Copy out every line exactly, passing over the pictures.

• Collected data

------------------------------------------------------------------------

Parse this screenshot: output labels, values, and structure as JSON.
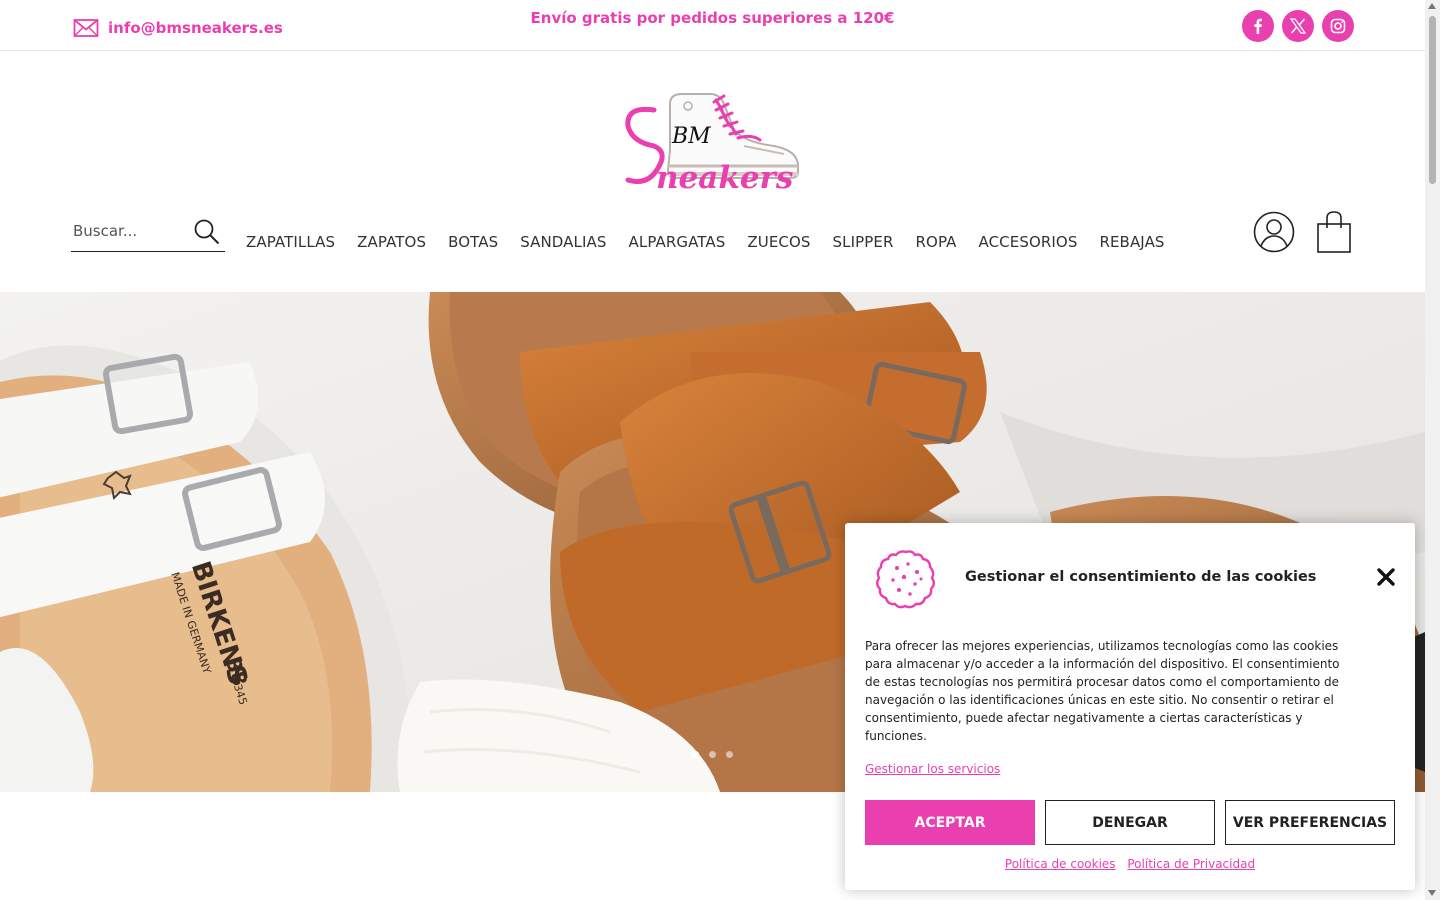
{
  "topbar": {
    "email": "info@bmsneakers.es",
    "promo": "Envío gratis por pedidos superiores a 120€",
    "social": [
      "facebook-icon",
      "x-icon",
      "instagram-icon"
    ]
  },
  "logo": {
    "line1": "BM",
    "line2": "Sneakers"
  },
  "search": {
    "placeholder": "Buscar..."
  },
  "nav": {
    "items": [
      "ZAPATILLAS",
      "ZAPATOS",
      "BOTAS",
      "SANDALIAS",
      "ALPARGATAS",
      "ZUECOS",
      "SLIPPER",
      "ROPA",
      "ACCESORIOS",
      "REBAJAS"
    ]
  },
  "hero": {
    "slide_count": 3,
    "active_slide": 1,
    "shoe_print": {
      "brand": "BIRKENS",
      "made_in": "MADE IN GERMANY",
      "size": "38",
      "size_alt": "345"
    }
  },
  "cookie": {
    "title": "Gestionar el consentimiento de las cookies",
    "body": "Para ofrecer las mejores experiencias, utilizamos tecnologías como las cookies para almacenar y/o acceder a la información del dispositivo. El consentimiento de estas tecnologías nos permitirá procesar datos como el comportamiento de navegación o las identificaciones únicas en este sitio. No consentir o retirar el consentimiento, puede afectar negativamente a ciertas características y funciones.",
    "manage_link": "Gestionar los servicios",
    "accept": "ACEPTAR",
    "deny": "DENEGAR",
    "preferences": "VER PREFERENCIAS",
    "cookie_policy": "Política de cookies",
    "privacy_policy": "Política de Privacidad"
  },
  "colors": {
    "brand_pink": "#ea3fae",
    "text_dark": "#222222"
  }
}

------------------------------------------------------------------------

• RESULT BELOW
Parse this screenshot: output labels, values, and structure as JSON.
{
  "topbar": {
    "email": "info@bmsneakers.es",
    "promo": "Envío gratis por pedidos superiores a 120€",
    "social": [
      "facebook-icon",
      "x-icon",
      "instagram-icon"
    ]
  },
  "logo": {
    "line1": "BM",
    "line2": "Sneakers"
  },
  "search": {
    "placeholder": "Buscar..."
  },
  "nav": {
    "items": [
      "ZAPATILLAS",
      "ZAPATOS",
      "BOTAS",
      "SANDALIAS",
      "ALPARGATAS",
      "ZUECOS",
      "SLIPPER",
      "ROPA",
      "ACCESORIOS",
      "REBAJAS"
    ]
  },
  "hero": {
    "slide_count": 3,
    "active_slide": 1,
    "shoe_print": {
      "brand": "BIRKENS",
      "made_in": "MADE IN GERMANY",
      "size": "38",
      "size_alt": "345"
    }
  },
  "cookie": {
    "title": "Gestionar el consentimiento de las cookies",
    "body": "Para ofrecer las mejores experiencias, utilizamos tecnologías como las cookies para almacenar y/o acceder a la información del dispositivo. El consentimiento de estas tecnologías nos permitirá procesar datos como el comportamiento de navegación o las identificaciones únicas en este sitio. No consentir o retirar el consentimiento, puede afectar negativamente a ciertas características y funciones.",
    "manage_link": "Gestionar los servicios",
    "accept": "ACEPTAR",
    "deny": "DENEGAR",
    "preferences": "VER PREFERENCIAS",
    "cookie_policy": "Política de cookies",
    "privacy_policy": "Política de Privacidad"
  },
  "colors": {
    "brand_pink": "#ea3fae",
    "text_dark": "#222222"
  }
}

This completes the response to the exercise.